Input for this task:
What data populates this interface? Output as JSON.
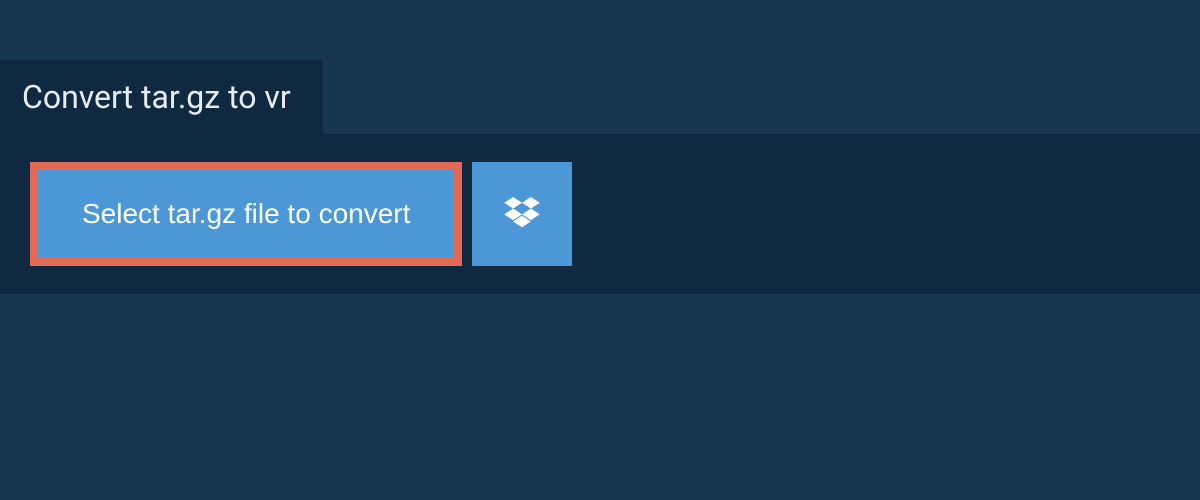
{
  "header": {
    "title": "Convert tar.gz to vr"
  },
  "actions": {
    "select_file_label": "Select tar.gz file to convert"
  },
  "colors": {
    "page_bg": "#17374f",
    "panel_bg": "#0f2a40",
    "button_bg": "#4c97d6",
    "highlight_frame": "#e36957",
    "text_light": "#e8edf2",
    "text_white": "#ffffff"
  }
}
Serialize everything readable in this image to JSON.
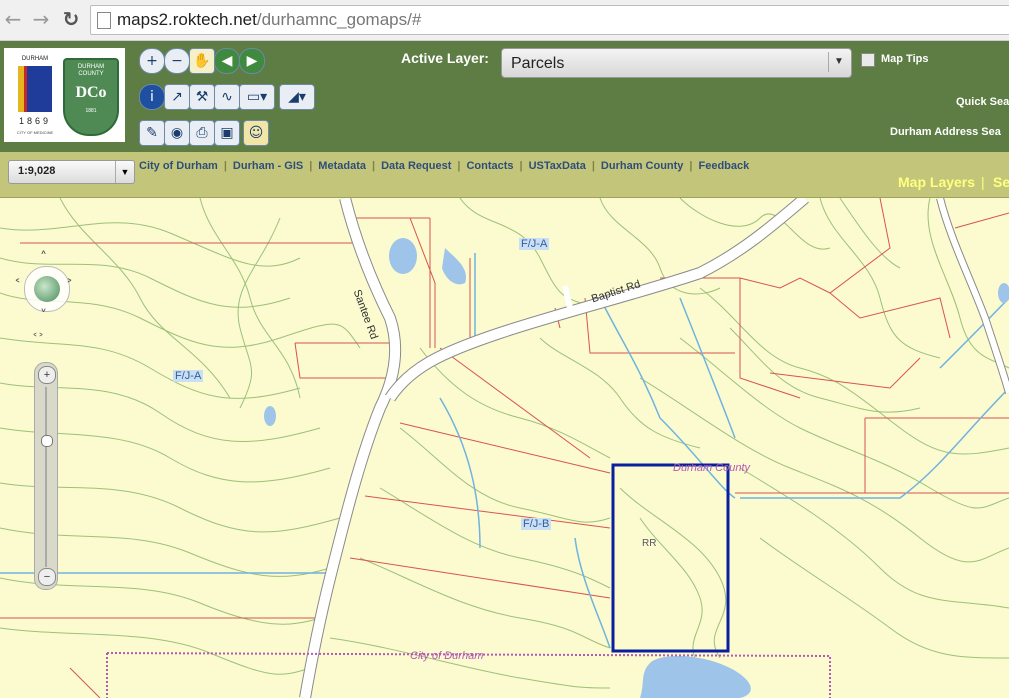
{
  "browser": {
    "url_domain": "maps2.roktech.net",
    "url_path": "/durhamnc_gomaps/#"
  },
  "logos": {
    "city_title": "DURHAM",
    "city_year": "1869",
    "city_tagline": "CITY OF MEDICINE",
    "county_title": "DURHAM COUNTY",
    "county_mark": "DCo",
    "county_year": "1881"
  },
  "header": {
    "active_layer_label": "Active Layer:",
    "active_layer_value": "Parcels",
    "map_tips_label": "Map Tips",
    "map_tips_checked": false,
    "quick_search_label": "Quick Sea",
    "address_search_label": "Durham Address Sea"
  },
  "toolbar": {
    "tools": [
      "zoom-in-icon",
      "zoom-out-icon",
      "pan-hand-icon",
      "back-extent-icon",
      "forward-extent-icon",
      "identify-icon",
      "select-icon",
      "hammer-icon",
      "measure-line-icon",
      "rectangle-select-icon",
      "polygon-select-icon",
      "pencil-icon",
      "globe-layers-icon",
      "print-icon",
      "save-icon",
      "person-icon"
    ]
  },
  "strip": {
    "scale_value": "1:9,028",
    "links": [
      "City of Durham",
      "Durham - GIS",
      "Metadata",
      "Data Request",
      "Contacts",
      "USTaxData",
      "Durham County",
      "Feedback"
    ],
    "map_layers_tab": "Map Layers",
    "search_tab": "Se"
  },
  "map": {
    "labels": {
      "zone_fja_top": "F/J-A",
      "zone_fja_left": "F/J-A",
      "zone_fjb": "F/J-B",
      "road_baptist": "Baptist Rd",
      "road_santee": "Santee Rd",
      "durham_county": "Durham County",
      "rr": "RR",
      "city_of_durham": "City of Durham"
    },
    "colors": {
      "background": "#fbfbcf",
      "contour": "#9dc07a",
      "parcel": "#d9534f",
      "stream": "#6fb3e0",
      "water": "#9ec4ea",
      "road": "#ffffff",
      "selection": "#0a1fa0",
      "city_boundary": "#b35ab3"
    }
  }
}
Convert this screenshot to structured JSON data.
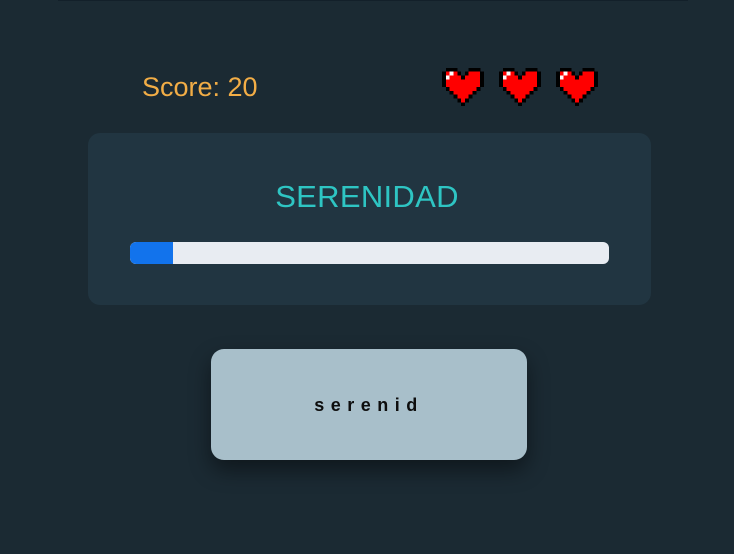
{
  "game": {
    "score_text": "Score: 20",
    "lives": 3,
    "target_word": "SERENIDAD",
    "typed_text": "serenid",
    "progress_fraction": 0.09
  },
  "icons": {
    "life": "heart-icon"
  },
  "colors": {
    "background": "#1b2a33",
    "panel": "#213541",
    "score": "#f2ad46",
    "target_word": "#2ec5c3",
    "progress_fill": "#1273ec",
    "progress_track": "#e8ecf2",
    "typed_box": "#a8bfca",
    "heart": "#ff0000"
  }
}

Short exercise: Copy the listing exactly. Any image in it stays out of the copy.

Exercise output:
What data populates this interface? Output as JSON.
{
  "header": {
    "title": "Convert tar.gz to vr"
  },
  "actions": {
    "select_file_label": "Select tar.gz file to convert"
  },
  "colors": {
    "page_bg": "#17374f",
    "panel_bg": "#0f2a40",
    "button_bg": "#4c97d6",
    "highlight_frame": "#e36957",
    "text_light": "#e8edf2",
    "text_white": "#ffffff"
  }
}
Serialize everything readable in this image to JSON.
{
  "browser": {
    "url_domain": "maps2.roktech.net",
    "url_path": "/durhamnc_gomaps/#"
  },
  "logos": {
    "city_title": "DURHAM",
    "city_year": "1869",
    "city_tagline": "CITY OF MEDICINE",
    "county_title": "DURHAM COUNTY",
    "county_mark": "DCo",
    "county_year": "1881"
  },
  "header": {
    "active_layer_label": "Active Layer:",
    "active_layer_value": "Parcels",
    "map_tips_label": "Map Tips",
    "map_tips_checked": false,
    "quick_search_label": "Quick Sea",
    "address_search_label": "Durham Address Sea"
  },
  "toolbar": {
    "tools": [
      "zoom-in-icon",
      "zoom-out-icon",
      "pan-hand-icon",
      "back-extent-icon",
      "forward-extent-icon",
      "identify-icon",
      "select-icon",
      "hammer-icon",
      "measure-line-icon",
      "rectangle-select-icon",
      "polygon-select-icon",
      "pencil-icon",
      "globe-layers-icon",
      "print-icon",
      "save-icon",
      "person-icon"
    ]
  },
  "strip": {
    "scale_value": "1:9,028",
    "links": [
      "City of Durham",
      "Durham - GIS",
      "Metadata",
      "Data Request",
      "Contacts",
      "USTaxData",
      "Durham County",
      "Feedback"
    ],
    "map_layers_tab": "Map Layers",
    "search_tab": "Se"
  },
  "map": {
    "labels": {
      "zone_fja_top": "F/J-A",
      "zone_fja_left": "F/J-A",
      "zone_fjb": "F/J-B",
      "road_baptist": "Baptist Rd",
      "road_santee": "Santee Rd",
      "durham_county": "Durham County",
      "rr": "RR",
      "city_of_durham": "City of Durham"
    },
    "colors": {
      "background": "#fbfbcf",
      "contour": "#9dc07a",
      "parcel": "#d9534f",
      "stream": "#6fb3e0",
      "water": "#9ec4ea",
      "road": "#ffffff",
      "selection": "#0a1fa0",
      "city_boundary": "#b35ab3"
    }
  }
}
Convert this screenshot to structured JSON data.
{
  "game": {
    "score_text": "Score: 20",
    "lives": 3,
    "target_word": "SERENIDAD",
    "typed_text": "serenid",
    "progress_fraction": 0.09
  },
  "icons": {
    "life": "heart-icon"
  },
  "colors": {
    "background": "#1b2a33",
    "panel": "#213541",
    "score": "#f2ad46",
    "target_word": "#2ec5c3",
    "progress_fill": "#1273ec",
    "progress_track": "#e8ecf2",
    "typed_box": "#a8bfca",
    "heart": "#ff0000"
  }
}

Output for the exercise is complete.